§ DATA EXCERPTS

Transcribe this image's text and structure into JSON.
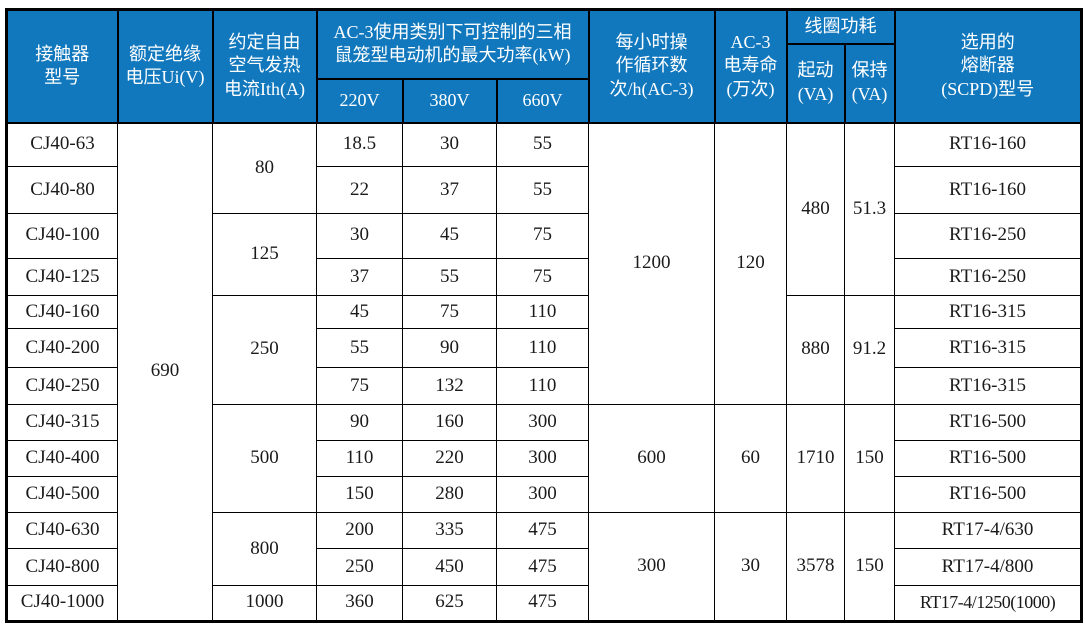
{
  "colors": {
    "header_bg": "#1278bd",
    "header_text": "#ffffff",
    "border_color": "#000000",
    "body_text": "#1a1a1a",
    "body_bg": "#ffffff"
  },
  "header": {
    "model": "接触器\n型号",
    "ui": "额定绝缘\n电压Ui(V)",
    "ith": "约定自由\n空气发热\n电流Ith(A)",
    "ac3_power": "AC-3使用类别下可控制的三相\n鼠笼型电动机的最大功率(kW)",
    "v220": "220V",
    "v380": "380V",
    "v660": "660V",
    "ops": "每小时操\n作循环数\n次/h(AC-3)",
    "life": "AC-3\n电寿命\n(万次)",
    "coil": "线圈功耗",
    "start": "起动\n(VA)",
    "hold": "保持\n(VA)",
    "fuse": "选用的\n熔断器\n(SCPD)型号"
  },
  "chart_data": {
    "type": "table",
    "columns": [
      "接触器型号",
      "额定绝缘电压Ui(V)",
      "约定自由空气发热电流Ith(A)",
      "AC-3使用类别下可控制的三相鼠笼型电动机的最大功率(kW) 220V",
      "AC-3使用类别下可控制的三相鼠笼型电动机的最大功率(kW) 380V",
      "AC-3使用类别下可控制的三相鼠笼型电动机的最大功率(kW) 660V",
      "每小时操作循环数次/h(AC-3)",
      "AC-3电寿命(万次)",
      "线圈功耗 起动(VA)",
      "线圈功耗 保持(VA)",
      "选用的熔断器(SCPD)型号"
    ],
    "rows": [
      [
        "CJ40-63",
        "690",
        "80",
        "18.5",
        "30",
        "55",
        "1200",
        "120",
        "480",
        "51.3",
        "RT16-160"
      ],
      [
        "CJ40-80",
        "690",
        "80",
        "22",
        "37",
        "55",
        "1200",
        "120",
        "480",
        "51.3",
        "RT16-160"
      ],
      [
        "CJ40-100",
        "690",
        "125",
        "30",
        "45",
        "75",
        "1200",
        "120",
        "480",
        "51.3",
        "RT16-250"
      ],
      [
        "CJ40-125",
        "690",
        "125",
        "37",
        "55",
        "75",
        "1200",
        "120",
        "480",
        "51.3",
        "RT16-250"
      ],
      [
        "CJ40-160",
        "690",
        "250",
        "45",
        "75",
        "110",
        "1200",
        "120",
        "880",
        "91.2",
        "RT16-315"
      ],
      [
        "CJ40-200",
        "690",
        "250",
        "55",
        "90",
        "110",
        "1200",
        "120",
        "880",
        "91.2",
        "RT16-315"
      ],
      [
        "CJ40-250",
        "690",
        "250",
        "75",
        "132",
        "110",
        "1200",
        "120",
        "880",
        "91.2",
        "RT16-315"
      ],
      [
        "CJ40-315",
        "690",
        "500",
        "90",
        "160",
        "300",
        "600",
        "60",
        "1710",
        "150",
        "RT16-500"
      ],
      [
        "CJ40-400",
        "690",
        "500",
        "110",
        "220",
        "300",
        "600",
        "60",
        "1710",
        "150",
        "RT16-500"
      ],
      [
        "CJ40-500",
        "690",
        "500",
        "150",
        "280",
        "300",
        "600",
        "60",
        "1710",
        "150",
        "RT16-500"
      ],
      [
        "CJ40-630",
        "690",
        "800",
        "200",
        "335",
        "475",
        "300",
        "30",
        "3578",
        "150",
        "RT17-4/630"
      ],
      [
        "CJ40-800",
        "690",
        "800",
        "250",
        "450",
        "475",
        "300",
        "30",
        "3578",
        "150",
        "RT17-4/800"
      ],
      [
        "CJ40-1000",
        "690",
        "1000",
        "360",
        "625",
        "475",
        "300",
        "30",
        "3578",
        "150",
        "RT17-4/1250(1000)"
      ]
    ]
  }
}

§ DIRECTIVE
Reproduce the whole listing word for word, setting aside any pictures.

§ EXPECTED OUTPUT
Transcribe this image's text and structure into JSON.
{
  "colors": {
    "header_bg": "#1278bd",
    "header_text": "#ffffff",
    "border_color": "#000000",
    "body_text": "#1a1a1a",
    "body_bg": "#ffffff"
  },
  "header": {
    "model": "接触器\n型号",
    "ui": "额定绝缘\n电压Ui(V)",
    "ith": "约定自由\n空气发热\n电流Ith(A)",
    "ac3_power": "AC-3使用类别下可控制的三相\n鼠笼型电动机的最大功率(kW)",
    "v220": "220V",
    "v380": "380V",
    "v660": "660V",
    "ops": "每小时操\n作循环数\n次/h(AC-3)",
    "life": "AC-3\n电寿命\n(万次)",
    "coil": "线圈功耗",
    "start": "起动\n(VA)",
    "hold": "保持\n(VA)",
    "fuse": "选用的\n熔断器\n(SCPD)型号"
  },
  "chart_data": {
    "type": "table",
    "columns": [
      "接触器型号",
      "额定绝缘电压Ui(V)",
      "约定自由空气发热电流Ith(A)",
      "AC-3使用类别下可控制的三相鼠笼型电动机的最大功率(kW) 220V",
      "AC-3使用类别下可控制的三相鼠笼型电动机的最大功率(kW) 380V",
      "AC-3使用类别下可控制的三相鼠笼型电动机的最大功率(kW) 660V",
      "每小时操作循环数次/h(AC-3)",
      "AC-3电寿命(万次)",
      "线圈功耗 起动(VA)",
      "线圈功耗 保持(VA)",
      "选用的熔断器(SCPD)型号"
    ],
    "rows": [
      [
        "CJ40-63",
        "690",
        "80",
        "18.5",
        "30",
        "55",
        "1200",
        "120",
        "480",
        "51.3",
        "RT16-160"
      ],
      [
        "CJ40-80",
        "690",
        "80",
        "22",
        "37",
        "55",
        "1200",
        "120",
        "480",
        "51.3",
        "RT16-160"
      ],
      [
        "CJ40-100",
        "690",
        "125",
        "30",
        "45",
        "75",
        "1200",
        "120",
        "480",
        "51.3",
        "RT16-250"
      ],
      [
        "CJ40-125",
        "690",
        "125",
        "37",
        "55",
        "75",
        "1200",
        "120",
        "480",
        "51.3",
        "RT16-250"
      ],
      [
        "CJ40-160",
        "690",
        "250",
        "45",
        "75",
        "110",
        "1200",
        "120",
        "880",
        "91.2",
        "RT16-315"
      ],
      [
        "CJ40-200",
        "690",
        "250",
        "55",
        "90",
        "110",
        "1200",
        "120",
        "880",
        "91.2",
        "RT16-315"
      ],
      [
        "CJ40-250",
        "690",
        "250",
        "75",
        "132",
        "110",
        "1200",
        "120",
        "880",
        "91.2",
        "RT16-315"
      ],
      [
        "CJ40-315",
        "690",
        "500",
        "90",
        "160",
        "300",
        "600",
        "60",
        "1710",
        "150",
        "RT16-500"
      ],
      [
        "CJ40-400",
        "690",
        "500",
        "110",
        "220",
        "300",
        "600",
        "60",
        "1710",
        "150",
        "RT16-500"
      ],
      [
        "CJ40-500",
        "690",
        "500",
        "150",
        "280",
        "300",
        "600",
        "60",
        "1710",
        "150",
        "RT16-500"
      ],
      [
        "CJ40-630",
        "690",
        "800",
        "200",
        "335",
        "475",
        "300",
        "30",
        "3578",
        "150",
        "RT17-4/630"
      ],
      [
        "CJ40-800",
        "690",
        "800",
        "250",
        "450",
        "475",
        "300",
        "30",
        "3578",
        "150",
        "RT17-4/800"
      ],
      [
        "CJ40-1000",
        "690",
        "1000",
        "360",
        "625",
        "475",
        "300",
        "30",
        "3578",
        "150",
        "RT17-4/1250(1000)"
      ]
    ]
  }
}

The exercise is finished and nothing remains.